Work to be completed:
Copy every record word for word.

══ Material shown

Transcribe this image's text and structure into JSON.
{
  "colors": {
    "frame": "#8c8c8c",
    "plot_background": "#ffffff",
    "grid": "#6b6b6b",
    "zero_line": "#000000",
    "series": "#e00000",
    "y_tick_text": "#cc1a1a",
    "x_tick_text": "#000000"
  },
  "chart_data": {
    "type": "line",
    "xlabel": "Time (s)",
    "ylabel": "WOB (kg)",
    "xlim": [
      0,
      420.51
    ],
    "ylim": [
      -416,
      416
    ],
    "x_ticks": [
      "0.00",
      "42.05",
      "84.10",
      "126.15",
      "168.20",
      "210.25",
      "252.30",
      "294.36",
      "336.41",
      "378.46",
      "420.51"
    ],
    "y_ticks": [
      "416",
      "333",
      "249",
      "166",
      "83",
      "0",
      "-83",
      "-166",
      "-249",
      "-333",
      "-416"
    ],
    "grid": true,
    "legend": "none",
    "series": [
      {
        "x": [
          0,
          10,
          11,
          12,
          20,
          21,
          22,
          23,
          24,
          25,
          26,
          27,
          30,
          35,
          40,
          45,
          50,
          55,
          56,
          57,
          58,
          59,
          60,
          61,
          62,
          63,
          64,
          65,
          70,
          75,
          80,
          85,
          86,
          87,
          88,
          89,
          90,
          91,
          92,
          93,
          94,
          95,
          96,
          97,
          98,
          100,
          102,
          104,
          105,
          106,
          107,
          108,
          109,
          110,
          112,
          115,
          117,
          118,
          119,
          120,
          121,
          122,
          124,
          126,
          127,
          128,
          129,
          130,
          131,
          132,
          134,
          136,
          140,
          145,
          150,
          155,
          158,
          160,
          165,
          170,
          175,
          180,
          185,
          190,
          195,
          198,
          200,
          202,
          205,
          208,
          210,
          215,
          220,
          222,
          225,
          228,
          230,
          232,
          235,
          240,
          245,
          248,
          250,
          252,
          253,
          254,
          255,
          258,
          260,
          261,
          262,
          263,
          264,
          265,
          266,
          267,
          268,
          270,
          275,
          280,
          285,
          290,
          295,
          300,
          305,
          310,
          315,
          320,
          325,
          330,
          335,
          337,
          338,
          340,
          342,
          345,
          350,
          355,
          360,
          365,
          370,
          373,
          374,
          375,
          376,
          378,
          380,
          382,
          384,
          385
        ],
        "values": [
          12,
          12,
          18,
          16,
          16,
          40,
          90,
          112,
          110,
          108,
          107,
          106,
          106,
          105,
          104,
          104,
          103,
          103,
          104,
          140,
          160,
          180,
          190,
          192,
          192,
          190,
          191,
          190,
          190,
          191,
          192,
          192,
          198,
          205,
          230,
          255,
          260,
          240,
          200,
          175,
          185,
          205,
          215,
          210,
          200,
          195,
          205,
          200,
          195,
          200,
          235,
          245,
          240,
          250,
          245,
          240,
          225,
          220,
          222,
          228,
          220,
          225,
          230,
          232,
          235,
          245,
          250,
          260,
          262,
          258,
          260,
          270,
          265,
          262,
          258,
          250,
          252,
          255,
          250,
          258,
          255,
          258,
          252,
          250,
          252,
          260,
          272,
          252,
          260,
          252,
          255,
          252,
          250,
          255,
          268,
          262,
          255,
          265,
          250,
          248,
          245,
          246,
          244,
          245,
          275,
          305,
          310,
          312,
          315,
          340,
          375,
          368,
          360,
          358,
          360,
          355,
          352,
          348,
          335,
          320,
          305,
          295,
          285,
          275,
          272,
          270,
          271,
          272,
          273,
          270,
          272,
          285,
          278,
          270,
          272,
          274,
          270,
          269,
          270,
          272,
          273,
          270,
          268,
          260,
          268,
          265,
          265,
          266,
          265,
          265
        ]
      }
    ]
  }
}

════

Correct output:
Transcribe this image's text and structure into JSON.
{
  "colors": {
    "frame": "#8c8c8c",
    "plot_background": "#ffffff",
    "grid": "#6b6b6b",
    "zero_line": "#000000",
    "series": "#e00000",
    "y_tick_text": "#cc1a1a",
    "x_tick_text": "#000000"
  },
  "chart_data": {
    "type": "line",
    "xlabel": "Time (s)",
    "ylabel": "WOB (kg)",
    "xlim": [
      0,
      420.51
    ],
    "ylim": [
      -416,
      416
    ],
    "x_ticks": [
      "0.00",
      "42.05",
      "84.10",
      "126.15",
      "168.20",
      "210.25",
      "252.30",
      "294.36",
      "336.41",
      "378.46",
      "420.51"
    ],
    "y_ticks": [
      "416",
      "333",
      "249",
      "166",
      "83",
      "0",
      "-83",
      "-166",
      "-249",
      "-333",
      "-416"
    ],
    "grid": true,
    "legend": "none",
    "series": [
      {
        "x": [
          0,
          10,
          11,
          12,
          20,
          21,
          22,
          23,
          24,
          25,
          26,
          27,
          30,
          35,
          40,
          45,
          50,
          55,
          56,
          57,
          58,
          59,
          60,
          61,
          62,
          63,
          64,
          65,
          70,
          75,
          80,
          85,
          86,
          87,
          88,
          89,
          90,
          91,
          92,
          93,
          94,
          95,
          96,
          97,
          98,
          100,
          102,
          104,
          105,
          106,
          107,
          108,
          109,
          110,
          112,
          115,
          117,
          118,
          119,
          120,
          121,
          122,
          124,
          126,
          127,
          128,
          129,
          130,
          131,
          132,
          134,
          136,
          140,
          145,
          150,
          155,
          158,
          160,
          165,
          170,
          175,
          180,
          185,
          190,
          195,
          198,
          200,
          202,
          205,
          208,
          210,
          215,
          220,
          222,
          225,
          228,
          230,
          232,
          235,
          240,
          245,
          248,
          250,
          252,
          253,
          254,
          255,
          258,
          260,
          261,
          262,
          263,
          264,
          265,
          266,
          267,
          268,
          270,
          275,
          280,
          285,
          290,
          295,
          300,
          305,
          310,
          315,
          320,
          325,
          330,
          335,
          337,
          338,
          340,
          342,
          345,
          350,
          355,
          360,
          365,
          370,
          373,
          374,
          375,
          376,
          378,
          380,
          382,
          384,
          385
        ],
        "values": [
          12,
          12,
          18,
          16,
          16,
          40,
          90,
          112,
          110,
          108,
          107,
          106,
          106,
          105,
          104,
          104,
          103,
          103,
          104,
          140,
          160,
          180,
          190,
          192,
          192,
          190,
          191,
          190,
          190,
          191,
          192,
          192,
          198,
          205,
          230,
          255,
          260,
          240,
          200,
          175,
          185,
          205,
          215,
          210,
          200,
          195,
          205,
          200,
          195,
          200,
          235,
          245,
          240,
          250,
          245,
          240,
          225,
          220,
          222,
          228,
          220,
          225,
          230,
          232,
          235,
          245,
          250,
          260,
          262,
          258,
          260,
          270,
          265,
          262,
          258,
          250,
          252,
          255,
          250,
          258,
          255,
          258,
          252,
          250,
          252,
          260,
          272,
          252,
          260,
          252,
          255,
          252,
          250,
          255,
          268,
          262,
          255,
          265,
          250,
          248,
          245,
          246,
          244,
          245,
          275,
          305,
          310,
          312,
          315,
          340,
          375,
          368,
          360,
          358,
          360,
          355,
          352,
          348,
          335,
          320,
          305,
          295,
          285,
          275,
          272,
          270,
          271,
          272,
          273,
          270,
          272,
          285,
          278,
          270,
          272,
          274,
          270,
          269,
          270,
          272,
          273,
          270,
          268,
          260,
          268,
          265,
          265,
          266,
          265,
          265
        ]
      }
    ]
  }
}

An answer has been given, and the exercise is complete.